Reescreva o trecho do texto sobre o fundo de US$ 950 bilhões que vai de "A independência do" até "credibilidade do plano.", inclusive, trocando "conflito constitucional" por "impasse institucional".

[TRECHO DO TEXTO]

Por que um Fundo de Guerra de US$ 950 Bilhões Move os Mercados

O tamanho da TGA é a variável-chave. Em meados de agosto de 2026, a conta detinha aproximadamente US$ 940 bilhões, de acordo com dados do Tesouro. Usar até mesmo metade disso em recompras ofuscaria os programas de flexibilização quantitativa do Fed, que atingiram o pico de US$ 120 bilhões por mês em 2020. Um programa de recompra de US$ 500 bilhões seria sem precedentes em escala, potencialmente comprimindo os rendimentos dos títulos de 10 anos em 50-75 pontos-base, com base na dinâmica histórica de oferta e demanda.

Esse mecanismo funciona através da escassez: quando o Tesouro recompra títulos, ele os remove do mercado, reduzindo o volume disponível para os investidores. Com menos títulos para comprar, os preços sobem e os rendimentos caem. O efeito seria amplificado se o Fed simultaneamente mantivesse seu balanço estável, como tem feito desde março de 2026, quando encerrou o aperto quantitativo.

Quem Ganha e Quem Perde com a Supressão dos Rendimentos

Detentores de títulos, particularmente fundos de longa duração como o iShares 20+ Year Treasury ETF ($TLT), veriam ganhos de capital imediatos. O TLT caiu 12% desde sua máxima de janeiro, à medida que os rendimentos dispararam, mas um programa de recompra poderia reverter essa trajetória. Por outro lado, a medida pressionaria bancos e fundos de pensão que dependem de curvas de juros íngremes para lucratividade—eles enfrentariam margens de juros líquidas mais estreitas.

A independência do Fed é outra complicação. Usar a TGA para influenciar os rendimentos de longo prazo invade o território da política monetária do banco central. O presidente do Fed, Jerome Powell, alertou repetidamente contra a dominância fiscal, e qualquer ação coordenada poderia desencadear um conflito constitucional. Participantes do mercado estão observando qualquer sinal de reação do Fed, o que minaria a credibilidade do plano.

[/TRECHO DO TEXTO]
[MATERIAL FORNECIDO]

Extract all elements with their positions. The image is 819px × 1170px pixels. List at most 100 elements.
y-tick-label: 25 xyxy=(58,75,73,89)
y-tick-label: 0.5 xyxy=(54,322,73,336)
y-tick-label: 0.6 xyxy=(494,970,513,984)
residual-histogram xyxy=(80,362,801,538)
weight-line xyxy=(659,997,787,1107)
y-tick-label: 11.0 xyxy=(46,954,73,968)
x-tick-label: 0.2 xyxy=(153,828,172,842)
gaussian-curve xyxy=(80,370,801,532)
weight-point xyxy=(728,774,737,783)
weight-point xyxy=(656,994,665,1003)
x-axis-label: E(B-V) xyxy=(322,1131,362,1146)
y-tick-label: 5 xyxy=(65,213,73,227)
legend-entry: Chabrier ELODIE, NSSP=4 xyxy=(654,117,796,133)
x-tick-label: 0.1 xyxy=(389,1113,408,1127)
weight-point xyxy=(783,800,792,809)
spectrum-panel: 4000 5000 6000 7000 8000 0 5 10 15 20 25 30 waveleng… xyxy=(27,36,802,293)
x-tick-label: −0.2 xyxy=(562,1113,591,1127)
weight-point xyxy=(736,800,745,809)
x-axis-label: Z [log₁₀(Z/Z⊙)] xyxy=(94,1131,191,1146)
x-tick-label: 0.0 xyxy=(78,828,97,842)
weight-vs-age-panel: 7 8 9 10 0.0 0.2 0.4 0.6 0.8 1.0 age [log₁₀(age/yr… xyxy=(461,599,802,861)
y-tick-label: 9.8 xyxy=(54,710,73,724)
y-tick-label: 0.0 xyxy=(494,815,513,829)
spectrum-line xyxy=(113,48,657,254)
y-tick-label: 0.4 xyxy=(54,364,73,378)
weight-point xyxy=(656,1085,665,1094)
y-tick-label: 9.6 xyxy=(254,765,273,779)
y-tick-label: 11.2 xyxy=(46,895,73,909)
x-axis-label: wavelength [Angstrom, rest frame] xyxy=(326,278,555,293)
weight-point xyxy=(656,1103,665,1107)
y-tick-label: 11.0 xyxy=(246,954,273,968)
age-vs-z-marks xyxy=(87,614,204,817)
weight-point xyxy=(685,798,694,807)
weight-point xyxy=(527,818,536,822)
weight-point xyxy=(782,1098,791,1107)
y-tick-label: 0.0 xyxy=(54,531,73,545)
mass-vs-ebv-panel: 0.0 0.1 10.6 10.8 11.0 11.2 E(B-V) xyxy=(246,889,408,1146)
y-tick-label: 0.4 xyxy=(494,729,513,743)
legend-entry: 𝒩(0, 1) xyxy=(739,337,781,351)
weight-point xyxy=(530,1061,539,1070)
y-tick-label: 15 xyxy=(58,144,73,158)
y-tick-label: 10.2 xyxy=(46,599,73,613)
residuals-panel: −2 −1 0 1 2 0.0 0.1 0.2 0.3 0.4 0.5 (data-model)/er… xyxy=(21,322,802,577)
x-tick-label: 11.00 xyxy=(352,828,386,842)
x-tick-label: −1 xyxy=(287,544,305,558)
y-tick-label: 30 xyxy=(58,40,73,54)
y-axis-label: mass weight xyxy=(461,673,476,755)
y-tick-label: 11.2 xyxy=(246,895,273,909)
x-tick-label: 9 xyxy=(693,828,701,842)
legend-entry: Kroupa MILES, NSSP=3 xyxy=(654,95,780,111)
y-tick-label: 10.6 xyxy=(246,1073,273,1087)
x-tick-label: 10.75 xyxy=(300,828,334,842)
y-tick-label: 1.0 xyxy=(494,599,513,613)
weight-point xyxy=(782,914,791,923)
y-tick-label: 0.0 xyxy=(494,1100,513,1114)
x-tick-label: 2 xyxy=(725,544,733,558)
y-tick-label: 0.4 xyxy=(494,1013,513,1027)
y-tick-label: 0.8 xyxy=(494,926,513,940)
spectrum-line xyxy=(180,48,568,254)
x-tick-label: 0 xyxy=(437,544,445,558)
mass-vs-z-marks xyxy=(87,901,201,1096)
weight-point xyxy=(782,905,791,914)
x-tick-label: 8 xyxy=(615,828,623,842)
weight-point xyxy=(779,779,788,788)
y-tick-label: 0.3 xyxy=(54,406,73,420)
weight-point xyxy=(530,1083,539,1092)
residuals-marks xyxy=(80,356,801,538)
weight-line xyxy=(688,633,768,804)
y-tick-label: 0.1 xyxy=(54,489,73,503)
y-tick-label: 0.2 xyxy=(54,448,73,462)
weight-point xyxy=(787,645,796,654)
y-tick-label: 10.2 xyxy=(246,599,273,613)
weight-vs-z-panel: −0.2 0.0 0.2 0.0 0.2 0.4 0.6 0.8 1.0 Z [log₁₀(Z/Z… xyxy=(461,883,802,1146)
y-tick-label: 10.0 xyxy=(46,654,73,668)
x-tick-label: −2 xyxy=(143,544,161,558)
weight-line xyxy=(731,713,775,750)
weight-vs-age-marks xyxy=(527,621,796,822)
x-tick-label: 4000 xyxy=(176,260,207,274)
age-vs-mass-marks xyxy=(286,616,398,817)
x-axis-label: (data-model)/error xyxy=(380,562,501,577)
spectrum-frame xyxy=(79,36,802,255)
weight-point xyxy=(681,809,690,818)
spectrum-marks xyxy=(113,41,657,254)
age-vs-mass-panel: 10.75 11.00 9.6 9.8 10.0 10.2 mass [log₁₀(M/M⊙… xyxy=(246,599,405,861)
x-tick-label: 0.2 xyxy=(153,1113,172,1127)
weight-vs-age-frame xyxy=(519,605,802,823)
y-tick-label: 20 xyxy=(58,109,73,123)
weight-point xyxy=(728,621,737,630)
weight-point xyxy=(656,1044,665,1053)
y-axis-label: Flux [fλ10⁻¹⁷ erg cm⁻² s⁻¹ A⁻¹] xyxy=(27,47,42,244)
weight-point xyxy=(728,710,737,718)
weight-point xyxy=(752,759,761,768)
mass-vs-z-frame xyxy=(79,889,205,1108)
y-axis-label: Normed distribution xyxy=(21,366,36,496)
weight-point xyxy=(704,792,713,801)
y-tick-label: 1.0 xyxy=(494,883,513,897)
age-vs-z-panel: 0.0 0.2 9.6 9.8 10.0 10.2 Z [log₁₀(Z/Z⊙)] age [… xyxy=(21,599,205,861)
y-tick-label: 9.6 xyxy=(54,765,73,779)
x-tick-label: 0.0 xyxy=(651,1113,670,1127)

[/MATERIAL FORNECIDO]

**RESPOSTA:**
A independência do Fed é outra complicação. Usar a TGA para influenciar os rendimentos de longo prazo invade o território da política monetária do banco central. O presidente do Fed, Jerome Powell, alertou repetidamente contra a dominância fiscal, e qualquer ação coordenada poderia desencadear um impasse institucional. Participantes do mercado estão observando qualquer sinal de reação do Fed, o que minaria a credibilidade do plano.